> **The request**
Where the data below has the string "former", return the whole line.

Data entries
==================================================

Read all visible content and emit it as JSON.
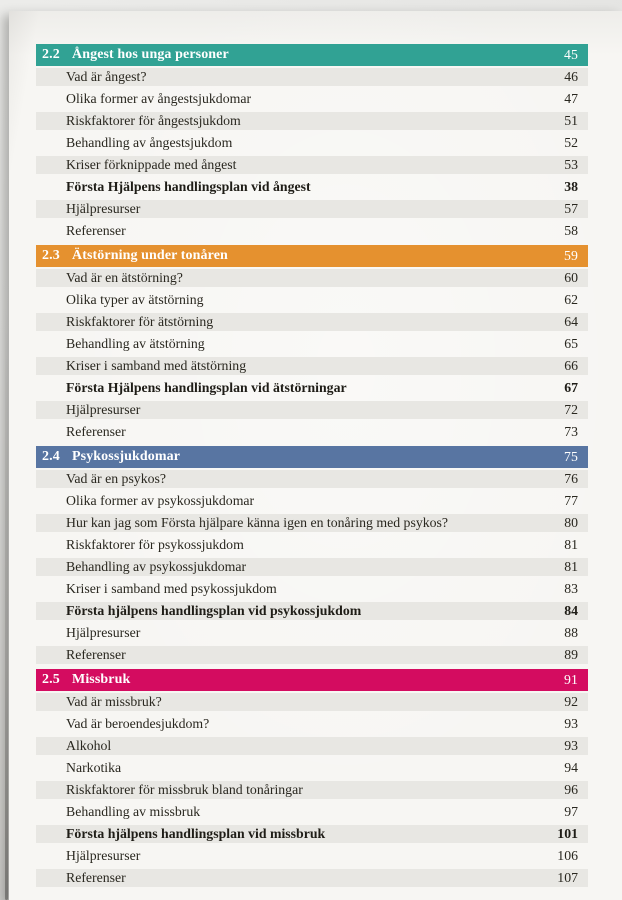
{
  "toc": {
    "sections": [
      {
        "number": "2.2",
        "title": "Ångest hos unga personer",
        "page": "45",
        "color": "#31a294",
        "items": [
          {
            "label": "Vad är ångest?",
            "page": "46",
            "bold": false
          },
          {
            "label": "Olika former av ångestsjukdomar",
            "page": "47",
            "bold": false
          },
          {
            "label": "Riskfaktorer för ångestsjukdom",
            "page": "51",
            "bold": false
          },
          {
            "label": "Behandling av ångestsjukdom",
            "page": "52",
            "bold": false
          },
          {
            "label": "Kriser förknippade med ångest",
            "page": "53",
            "bold": false
          },
          {
            "label": "Första Hjälpens handlingsplan vid ångest",
            "page": "38",
            "bold": true
          },
          {
            "label": "Hjälpresurser",
            "page": "57",
            "bold": false
          },
          {
            "label": "Referenser",
            "page": "58",
            "bold": false
          }
        ]
      },
      {
        "number": "2.3",
        "title": "Ätstörning under tonåren",
        "page": "59",
        "color": "#e5912f",
        "items": [
          {
            "label": "Vad är en ätstörning?",
            "page": "60",
            "bold": false
          },
          {
            "label": "Olika typer av ätstörning",
            "page": "62",
            "bold": false
          },
          {
            "label": "Riskfaktorer för ätstörning",
            "page": "64",
            "bold": false
          },
          {
            "label": "Behandling av ätstörning",
            "page": "65",
            "bold": false
          },
          {
            "label": "Kriser i samband med ätstörning",
            "page": "66",
            "bold": false
          },
          {
            "label": "Första Hjälpens handlingsplan vid ätstörningar",
            "page": "67",
            "bold": true
          },
          {
            "label": "Hjälpresurser",
            "page": "72",
            "bold": false
          },
          {
            "label": "Referenser",
            "page": "73",
            "bold": false
          }
        ]
      },
      {
        "number": "2.4",
        "title": "Psykossjukdomar",
        "page": "75",
        "color": "#5875a2",
        "items": [
          {
            "label": "Vad är en psykos?",
            "page": "76",
            "bold": false
          },
          {
            "label": "Olika former av psykossjukdomar",
            "page": "77",
            "bold": false
          },
          {
            "label": "Hur kan jag som Första hjälpare känna igen en tonåring med psykos?",
            "page": "80",
            "bold": false
          },
          {
            "label": "Riskfaktorer för psykossjukdom",
            "page": "81",
            "bold": false
          },
          {
            "label": "Behandling av psykossjukdomar",
            "page": "81",
            "bold": false
          },
          {
            "label": "Kriser i samband med psykossjukdom",
            "page": "83",
            "bold": false
          },
          {
            "label": "Första hjälpens handlingsplan vid psykossjukdom",
            "page": "84",
            "bold": true
          },
          {
            "label": "Hjälpresurser",
            "page": "88",
            "bold": false
          },
          {
            "label": "Referenser",
            "page": "89",
            "bold": false
          }
        ]
      },
      {
        "number": "2.5",
        "title": "Missbruk",
        "page": "91",
        "color": "#d40c60",
        "items": [
          {
            "label": "Vad är missbruk?",
            "page": "92",
            "bold": false
          },
          {
            "label": "Vad är beroendesjukdom?",
            "page": "93",
            "bold": false
          },
          {
            "label": "Alkohol",
            "page": "93",
            "bold": false
          },
          {
            "label": "Narkotika",
            "page": "94",
            "bold": false
          },
          {
            "label": "Riskfaktorer för missbruk bland tonåringar",
            "page": "96",
            "bold": false
          },
          {
            "label": "Behandling av missbruk",
            "page": "97",
            "bold": false
          },
          {
            "label": "Första hjälpens handlingsplan vid missbruk",
            "page": "101",
            "bold": true
          },
          {
            "label": "Hjälpresurser",
            "page": "106",
            "bold": false
          },
          {
            "label": "Referenser",
            "page": "107",
            "bold": false
          }
        ]
      }
    ],
    "colors": {
      "page_background": "#f7f6f3",
      "row_shade": "#e8e7e3",
      "text": "#29271f",
      "header_text": "#ffffff",
      "section_teal": "#31a294",
      "section_orange": "#e5912f",
      "section_blue": "#5875a2",
      "section_magenta": "#d40c60"
    }
  }
}
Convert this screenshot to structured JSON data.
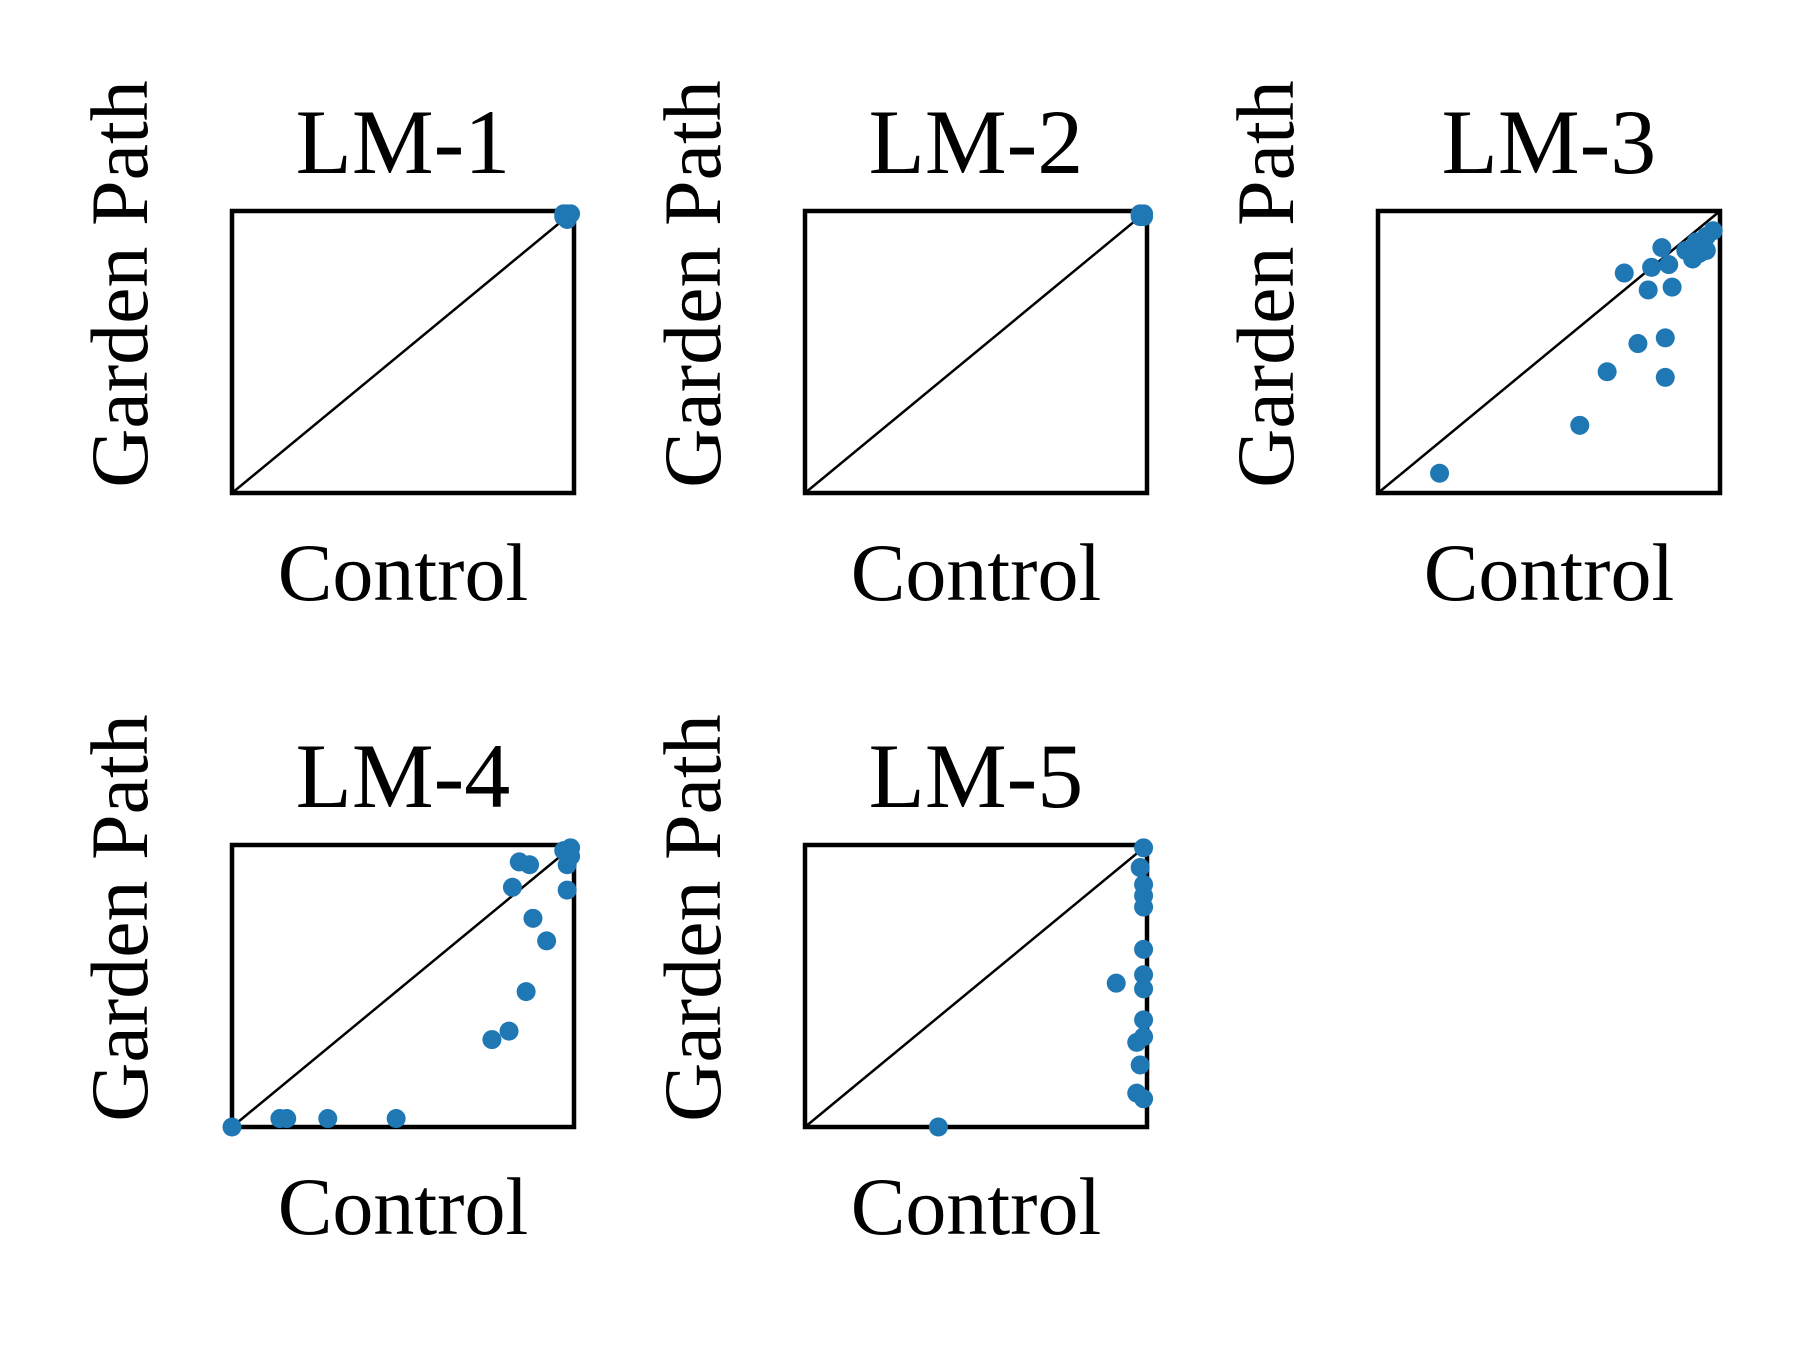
{
  "colors": {
    "points": "#1f77b4",
    "axes": "#000000"
  },
  "chart_data": [
    {
      "type": "scatter",
      "title": "LM-1",
      "xlabel": "Control",
      "ylabel": "Garden Path",
      "xlim": [
        0,
        1
      ],
      "ylim": [
        0,
        1
      ],
      "diagonal": true,
      "grid": false,
      "x": [
        0.97,
        0.98,
        0.99,
        0.98,
        0.97,
        0.98
      ],
      "y": [
        0.99,
        0.98,
        0.99,
        0.97,
        0.98,
        0.99
      ]
    },
    {
      "type": "scatter",
      "title": "LM-2",
      "xlabel": "Control",
      "ylabel": "Garden Path",
      "xlim": [
        0,
        1
      ],
      "ylim": [
        0,
        1
      ],
      "diagonal": true,
      "grid": false,
      "x": [
        0.98,
        0.99,
        0.98,
        0.99
      ],
      "y": [
        0.99,
        0.99,
        0.98,
        0.98
      ]
    },
    {
      "type": "scatter",
      "title": "LM-3",
      "xlabel": "Control",
      "ylabel": "Garden Path",
      "xlim": [
        0,
        1
      ],
      "ylim": [
        0,
        1
      ],
      "diagonal": true,
      "grid": false,
      "x": [
        0.18,
        0.59,
        0.67,
        0.76,
        0.84,
        0.84,
        0.72,
        0.79,
        0.86,
        0.8,
        0.83,
        0.85,
        0.92,
        0.94,
        0.96,
        0.9,
        0.93,
        0.96,
        0.98
      ],
      "y": [
        0.07,
        0.24,
        0.43,
        0.53,
        0.41,
        0.55,
        0.78,
        0.72,
        0.73,
        0.8,
        0.87,
        0.81,
        0.83,
        0.85,
        0.86,
        0.86,
        0.89,
        0.91,
        0.93
      ]
    },
    {
      "type": "scatter",
      "title": "LM-4",
      "xlabel": "Control",
      "ylabel": "Garden Path",
      "xlim": [
        0,
        1
      ],
      "ylim": [
        0,
        1
      ],
      "diagonal": true,
      "grid": false,
      "x": [
        0.0,
        0.14,
        0.16,
        0.28,
        0.48,
        0.76,
        0.81,
        0.86,
        0.88,
        0.92,
        0.82,
        0.98,
        0.87,
        0.98,
        0.84,
        0.99,
        0.97,
        0.99
      ],
      "y": [
        0.0,
        0.03,
        0.03,
        0.03,
        0.03,
        0.31,
        0.34,
        0.48,
        0.74,
        0.66,
        0.85,
        0.84,
        0.93,
        0.93,
        0.94,
        0.96,
        0.98,
        0.99
      ]
    },
    {
      "type": "scatter",
      "title": "LM-5",
      "xlabel": "Control",
      "ylabel": "Garden Path",
      "xlim": [
        0,
        1
      ],
      "ylim": [
        0,
        1
      ],
      "diagonal": true,
      "grid": false,
      "x": [
        0.39,
        0.91,
        0.97,
        0.99,
        0.98,
        0.99,
        0.97,
        0.99,
        0.99,
        0.99,
        0.99,
        0.99,
        0.99,
        0.99,
        0.98,
        0.99
      ],
      "y": [
        0.0,
        0.51,
        0.12,
        0.1,
        0.22,
        0.38,
        0.3,
        0.32,
        0.49,
        0.54,
        0.63,
        0.78,
        0.82,
        0.86,
        0.92,
        0.99
      ]
    }
  ]
}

==================================================

> **Expected answer**
            "label": "Olika former av ångestsjukdomar",
            "label": "Olika former av psykossjukdomar",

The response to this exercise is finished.